%%
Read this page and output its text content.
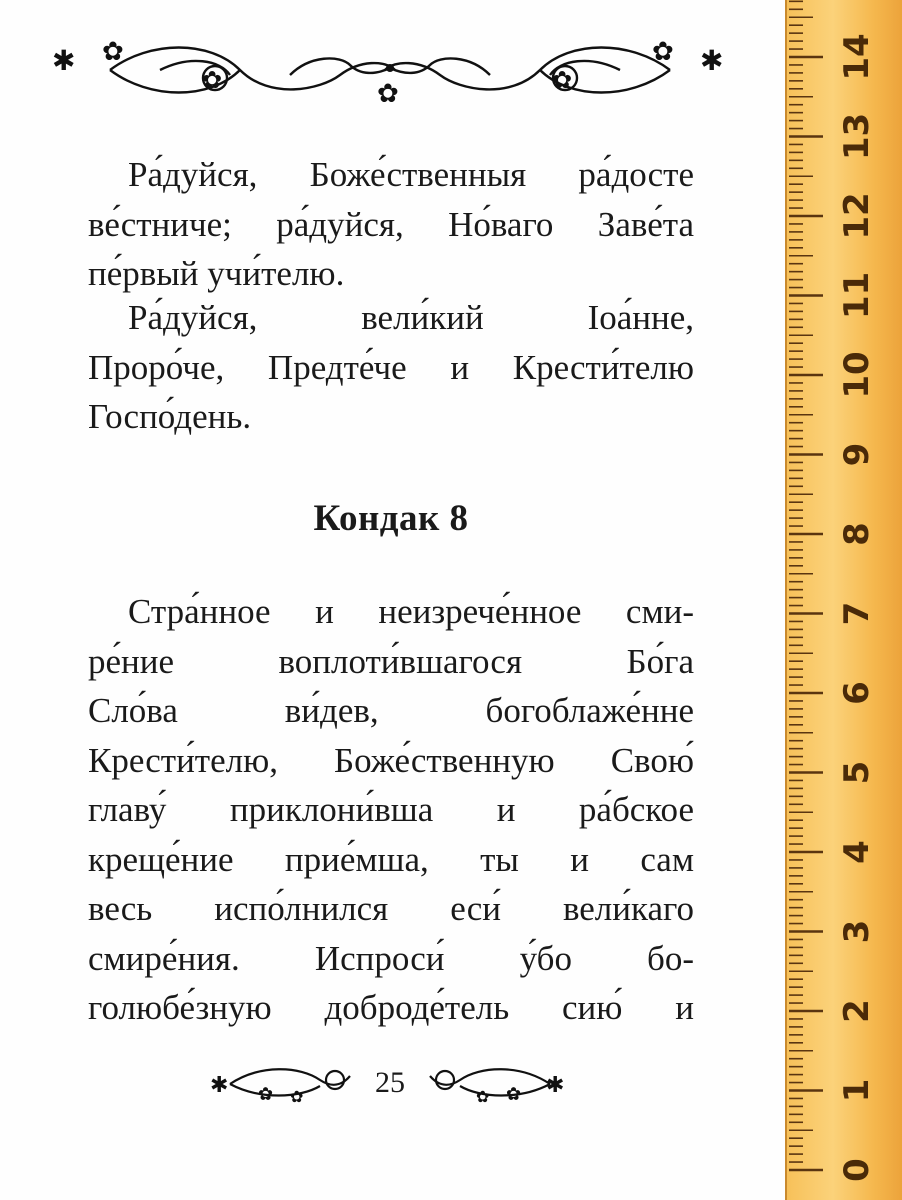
✱	✱
✿	✿
✿	✿
✿

Ра́дуйся, Боже́ственныя ра́досте
ве́стниче; ра́дуйся, Но́ваго Заве́та
пе́рвый учи́телю.

Ра́дуйся, вели́кий Ioа́нне,
Проро́че, Предте́че и Крести́телю
Госпо́день.

Кондак 8

Стра́нное и неизрече́нное сми-
ре́ние воплоти́вшагося Бо́га
Сло́ва ви́дев, богоблаже́нне
Крести́телю, Боже́ственную Свою́
главу́ приклони́вша и ра́бское
креще́ние прие́мша, ты и сам
весь испо́лнился еси́ вели́каго
смире́ния. Испроси́ у́бо бо-
голюбе́зную доброде́тель сию́ и

✱	✱
✿	✿
✿	✿
25
0
1
2
3
4
5
6
7
8
9
10
11
12
13
14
%%
__Your task__: All of the data above should be transcribed verbatim, with pictures omitted.

__Answer for this exercise__:
Read this page and output its text content.
✱	✱
✿	✿
✿	✿
✿

Ра́дуйся, Боже́ственныя ра́досте
ве́стниче; ра́дуйся, Но́ваго Заве́та
пе́рвый учи́телю.

Ра́дуйся, вели́кий Ioа́нне,
Проро́че, Предте́че и Крести́телю
Госпо́день.

Кондак 8

Стра́нное и неизрече́нное сми-
ре́ние воплоти́вшагося Бо́га
Сло́ва ви́дев, богоблаже́нне
Крести́телю, Боже́ственную Свою́
главу́ приклони́вша и ра́бское
креще́ние прие́мша, ты и сам
весь испо́лнился еси́ вели́каго
смире́ния. Испроси́ у́бо бо-
голюбе́зную доброде́тель сию́ и

✱	✱
✿	✿
✿	✿
25
0
1
2
3
4
5
6
7
8
9
10
11
12
13
14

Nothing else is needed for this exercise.